# [Directions]
Carry on the news article about the Washington memorial service for Rosa Parks, starting after its last sentence.

By Debbi Wilgoren and Theola S. Labbe
Washington Post Staff Writers
Tuesday, November 1, 2005

America's mighty and meek converged on a historic black church in downtown Washington yesterday afternoon for a hand-clapping, arm-waving, tear-inducing tribute to Rosa Parks, the civil rights matriarch who died last week at age 92.

It was the final segment of a 20-hour memorial visit that drew an estimated 40,000 people to the U.S. Capitol Rotunda, where Parks's body, in a polished wood coffin, had lain in honor overnight.

Mourners filled the 2,500-seat sanctuary of Metropolitan African Methodist Episcopal Church to overflowing, and hundreds crowded onto sidewalks and into the auditorium of a nearby office building to hear or see broadcasts of the 2 1/2 -hour service. As those outside sang along with "Battle Hymn of the Republic" and "We Shall Overcome," their voices could be heard inside the red-brick church.

In his invocation, the Rev. Grainger Browning of Ebenezer AME Church in Prince George's County, linked Parks, a deaconess in the denomination, to a pantheon of black American heroes: Nat Turner, Ida B. Wells, W.E.B. Du Bois, Lorraine Hansberry, Mary Church Terrell, Martin Luther King Jr. and many others.

# [Listing]
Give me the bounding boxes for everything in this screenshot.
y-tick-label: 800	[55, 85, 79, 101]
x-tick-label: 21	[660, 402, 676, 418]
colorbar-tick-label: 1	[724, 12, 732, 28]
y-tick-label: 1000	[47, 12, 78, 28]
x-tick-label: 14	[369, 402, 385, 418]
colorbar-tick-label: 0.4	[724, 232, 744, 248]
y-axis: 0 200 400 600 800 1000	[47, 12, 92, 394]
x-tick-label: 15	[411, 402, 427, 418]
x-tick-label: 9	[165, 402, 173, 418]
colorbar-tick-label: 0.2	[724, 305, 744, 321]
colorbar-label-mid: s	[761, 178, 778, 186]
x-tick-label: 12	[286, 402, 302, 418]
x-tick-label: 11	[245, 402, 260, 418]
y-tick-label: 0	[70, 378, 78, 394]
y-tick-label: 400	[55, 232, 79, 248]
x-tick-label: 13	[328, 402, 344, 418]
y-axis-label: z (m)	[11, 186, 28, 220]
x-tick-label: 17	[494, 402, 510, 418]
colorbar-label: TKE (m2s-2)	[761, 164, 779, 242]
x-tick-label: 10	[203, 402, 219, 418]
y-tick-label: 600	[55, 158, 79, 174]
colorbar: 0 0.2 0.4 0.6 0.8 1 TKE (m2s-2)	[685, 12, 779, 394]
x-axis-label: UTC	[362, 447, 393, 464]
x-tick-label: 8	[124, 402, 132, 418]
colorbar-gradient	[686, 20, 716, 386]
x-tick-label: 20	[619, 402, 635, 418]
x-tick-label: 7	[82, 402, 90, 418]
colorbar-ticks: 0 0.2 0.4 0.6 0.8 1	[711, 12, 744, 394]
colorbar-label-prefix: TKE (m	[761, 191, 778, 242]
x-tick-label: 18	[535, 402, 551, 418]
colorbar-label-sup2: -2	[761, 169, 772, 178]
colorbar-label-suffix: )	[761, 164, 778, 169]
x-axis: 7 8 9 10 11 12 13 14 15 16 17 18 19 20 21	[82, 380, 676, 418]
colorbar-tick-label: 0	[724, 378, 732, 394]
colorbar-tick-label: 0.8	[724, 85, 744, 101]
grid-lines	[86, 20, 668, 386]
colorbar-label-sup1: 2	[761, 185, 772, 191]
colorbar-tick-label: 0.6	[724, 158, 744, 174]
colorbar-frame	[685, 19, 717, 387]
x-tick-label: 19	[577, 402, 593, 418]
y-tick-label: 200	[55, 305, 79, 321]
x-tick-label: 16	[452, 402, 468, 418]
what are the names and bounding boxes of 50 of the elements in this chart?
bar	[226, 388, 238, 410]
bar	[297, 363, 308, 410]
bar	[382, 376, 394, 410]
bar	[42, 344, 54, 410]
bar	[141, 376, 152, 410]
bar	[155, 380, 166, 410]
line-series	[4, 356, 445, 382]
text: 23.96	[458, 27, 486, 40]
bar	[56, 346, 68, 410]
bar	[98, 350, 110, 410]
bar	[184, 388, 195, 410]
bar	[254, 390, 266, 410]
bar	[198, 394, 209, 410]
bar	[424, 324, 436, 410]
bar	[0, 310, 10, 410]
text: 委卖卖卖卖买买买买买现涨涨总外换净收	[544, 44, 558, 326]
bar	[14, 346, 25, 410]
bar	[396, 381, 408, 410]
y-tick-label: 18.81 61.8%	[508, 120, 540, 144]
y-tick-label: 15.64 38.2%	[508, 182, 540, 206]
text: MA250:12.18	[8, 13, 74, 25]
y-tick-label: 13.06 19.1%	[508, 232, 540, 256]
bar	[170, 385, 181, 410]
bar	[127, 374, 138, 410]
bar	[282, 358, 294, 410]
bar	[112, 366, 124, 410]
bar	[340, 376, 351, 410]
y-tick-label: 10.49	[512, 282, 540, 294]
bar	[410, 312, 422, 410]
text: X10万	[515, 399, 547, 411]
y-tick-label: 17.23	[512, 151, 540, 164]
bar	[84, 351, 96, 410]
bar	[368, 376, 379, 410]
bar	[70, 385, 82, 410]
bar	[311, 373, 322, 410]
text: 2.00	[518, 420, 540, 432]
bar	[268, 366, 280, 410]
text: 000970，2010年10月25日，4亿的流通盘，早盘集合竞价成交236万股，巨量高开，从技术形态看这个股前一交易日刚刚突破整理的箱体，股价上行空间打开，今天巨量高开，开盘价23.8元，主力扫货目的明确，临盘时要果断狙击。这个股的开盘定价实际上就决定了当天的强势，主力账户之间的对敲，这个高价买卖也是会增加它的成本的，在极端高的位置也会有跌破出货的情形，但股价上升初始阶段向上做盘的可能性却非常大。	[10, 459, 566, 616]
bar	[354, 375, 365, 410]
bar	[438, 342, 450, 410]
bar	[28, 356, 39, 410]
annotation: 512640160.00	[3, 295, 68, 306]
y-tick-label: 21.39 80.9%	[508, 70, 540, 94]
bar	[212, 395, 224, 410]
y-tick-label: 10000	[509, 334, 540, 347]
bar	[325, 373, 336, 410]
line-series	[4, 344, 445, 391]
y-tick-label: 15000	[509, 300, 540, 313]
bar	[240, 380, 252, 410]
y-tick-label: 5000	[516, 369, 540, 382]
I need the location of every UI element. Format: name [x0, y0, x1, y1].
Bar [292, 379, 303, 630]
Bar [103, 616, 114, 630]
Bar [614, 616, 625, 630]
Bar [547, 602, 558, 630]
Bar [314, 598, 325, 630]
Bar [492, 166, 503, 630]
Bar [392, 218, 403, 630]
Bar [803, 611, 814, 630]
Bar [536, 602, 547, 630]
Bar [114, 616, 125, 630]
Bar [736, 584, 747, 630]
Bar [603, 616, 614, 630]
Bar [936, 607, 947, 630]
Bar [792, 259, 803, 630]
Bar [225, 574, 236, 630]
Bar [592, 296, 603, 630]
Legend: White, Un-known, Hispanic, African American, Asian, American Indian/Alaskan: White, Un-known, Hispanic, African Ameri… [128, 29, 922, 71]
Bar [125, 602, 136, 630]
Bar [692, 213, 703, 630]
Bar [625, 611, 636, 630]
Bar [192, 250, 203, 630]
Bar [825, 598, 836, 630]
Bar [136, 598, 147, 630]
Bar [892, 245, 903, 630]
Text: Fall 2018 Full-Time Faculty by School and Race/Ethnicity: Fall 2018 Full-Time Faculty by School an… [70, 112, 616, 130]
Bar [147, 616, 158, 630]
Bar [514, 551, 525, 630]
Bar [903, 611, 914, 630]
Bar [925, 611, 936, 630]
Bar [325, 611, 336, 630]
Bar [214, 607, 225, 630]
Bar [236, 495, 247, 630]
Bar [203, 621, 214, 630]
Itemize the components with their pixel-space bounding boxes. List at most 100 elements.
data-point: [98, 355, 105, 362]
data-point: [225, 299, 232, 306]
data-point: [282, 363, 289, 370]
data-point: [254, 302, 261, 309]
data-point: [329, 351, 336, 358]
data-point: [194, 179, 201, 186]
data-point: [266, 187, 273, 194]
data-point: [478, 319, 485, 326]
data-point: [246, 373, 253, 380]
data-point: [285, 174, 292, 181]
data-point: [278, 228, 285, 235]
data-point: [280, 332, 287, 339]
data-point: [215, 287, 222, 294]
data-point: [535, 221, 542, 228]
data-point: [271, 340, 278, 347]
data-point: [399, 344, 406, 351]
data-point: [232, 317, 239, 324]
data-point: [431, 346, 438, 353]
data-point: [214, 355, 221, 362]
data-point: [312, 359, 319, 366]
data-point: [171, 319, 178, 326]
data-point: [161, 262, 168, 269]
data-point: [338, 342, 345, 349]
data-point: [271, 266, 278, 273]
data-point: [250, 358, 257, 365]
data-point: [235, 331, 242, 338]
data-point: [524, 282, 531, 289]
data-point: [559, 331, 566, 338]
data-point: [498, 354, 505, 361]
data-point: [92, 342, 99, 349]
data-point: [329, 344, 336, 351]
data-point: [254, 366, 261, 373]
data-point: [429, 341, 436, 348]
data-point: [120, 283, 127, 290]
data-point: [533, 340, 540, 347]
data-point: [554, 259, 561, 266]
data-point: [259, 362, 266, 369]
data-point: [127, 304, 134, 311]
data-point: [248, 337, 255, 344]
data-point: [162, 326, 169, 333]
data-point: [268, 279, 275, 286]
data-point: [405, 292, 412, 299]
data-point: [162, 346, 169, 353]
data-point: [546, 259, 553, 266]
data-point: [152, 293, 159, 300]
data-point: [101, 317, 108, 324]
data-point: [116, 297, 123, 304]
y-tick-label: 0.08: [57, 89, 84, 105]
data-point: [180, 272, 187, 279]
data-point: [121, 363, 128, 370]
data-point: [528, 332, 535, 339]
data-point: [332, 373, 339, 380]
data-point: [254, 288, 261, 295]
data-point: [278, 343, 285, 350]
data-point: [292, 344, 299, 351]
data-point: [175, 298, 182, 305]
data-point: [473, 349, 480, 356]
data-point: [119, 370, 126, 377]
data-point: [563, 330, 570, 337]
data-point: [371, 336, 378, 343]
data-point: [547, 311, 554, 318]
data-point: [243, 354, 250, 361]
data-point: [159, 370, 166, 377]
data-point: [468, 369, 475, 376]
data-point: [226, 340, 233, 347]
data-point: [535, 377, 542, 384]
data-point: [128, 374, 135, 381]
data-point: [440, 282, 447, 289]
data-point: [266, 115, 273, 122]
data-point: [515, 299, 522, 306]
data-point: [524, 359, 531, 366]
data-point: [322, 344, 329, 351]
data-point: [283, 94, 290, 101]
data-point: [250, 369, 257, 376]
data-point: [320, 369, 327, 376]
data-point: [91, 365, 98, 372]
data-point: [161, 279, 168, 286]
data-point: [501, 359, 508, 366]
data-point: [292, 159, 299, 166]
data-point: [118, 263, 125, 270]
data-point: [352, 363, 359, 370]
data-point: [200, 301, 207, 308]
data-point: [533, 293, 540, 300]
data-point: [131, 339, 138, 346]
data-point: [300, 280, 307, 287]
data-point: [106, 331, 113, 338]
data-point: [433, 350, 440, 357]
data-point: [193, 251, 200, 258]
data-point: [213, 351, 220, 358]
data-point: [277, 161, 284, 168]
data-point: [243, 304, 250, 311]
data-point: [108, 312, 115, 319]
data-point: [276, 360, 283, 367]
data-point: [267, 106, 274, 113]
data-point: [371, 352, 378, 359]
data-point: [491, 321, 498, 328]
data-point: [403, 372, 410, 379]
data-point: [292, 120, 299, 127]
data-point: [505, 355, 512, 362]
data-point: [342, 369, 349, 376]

# [Task output]
The one-time seamstress was lauded by U.S. senators and representatives, civil rights leaders and pastors, actress Cicely Tyson and Alabama-born Johnnie Carr, 94, a friend of Parks's for more than 80 years.

After the service, the coffin and Parks's family and friends were flown to Detroit, where a funeral and burial are scheduled for tomorrow. President Bush has ordered that flags at federal buildings be flown at half-staff that day.

Talk show host Oprah Winfrey and broadcast journalist Gwen Ifill, black women who have risen to the top of their professions, spoke of learning about Parks as children, long before they could comprehend the impact of what she had done.

Ifill, 50, called Parks "the kind of woman that I would spend the rest of my life trying to be. . . . The woman we want our daughters, and our sons, to grow up to be."

Winfrey, 51, recalled her father telling her "about this colored woman who refused to give up her seat on the bus. In my child's mind, I thought, 'She must be really big,' " Winfrey said, to laughter.

When she met the diminutive Parks years later, Winfrey added, "I said, 'Thank you. For myself and for every colored girl and every colored boy.'. . . I would not be standing here today, nor standing where I stand every day . . . had she not chosen to say we shall not -- we shall not -- be moved."

Del. Eleanor Holmes Norton (D-D.C.) -- who said Parks's refusal to give up her seat on a public bus to a white man in 1955 "led kids like me to do sit-ins" -- acted as mistress of ceremonies. D.C. Mayor Anthony A. Williams (D) was in the pews along with most of the D.C. Council, Maryland Lt. Gov. Michael S. Steele (R) and several other elected officials from the region.

Youths from a program Parks founded to teach later generations about the civil rights struggle walked slowly through the aisles, holding blown-up photos of Parks.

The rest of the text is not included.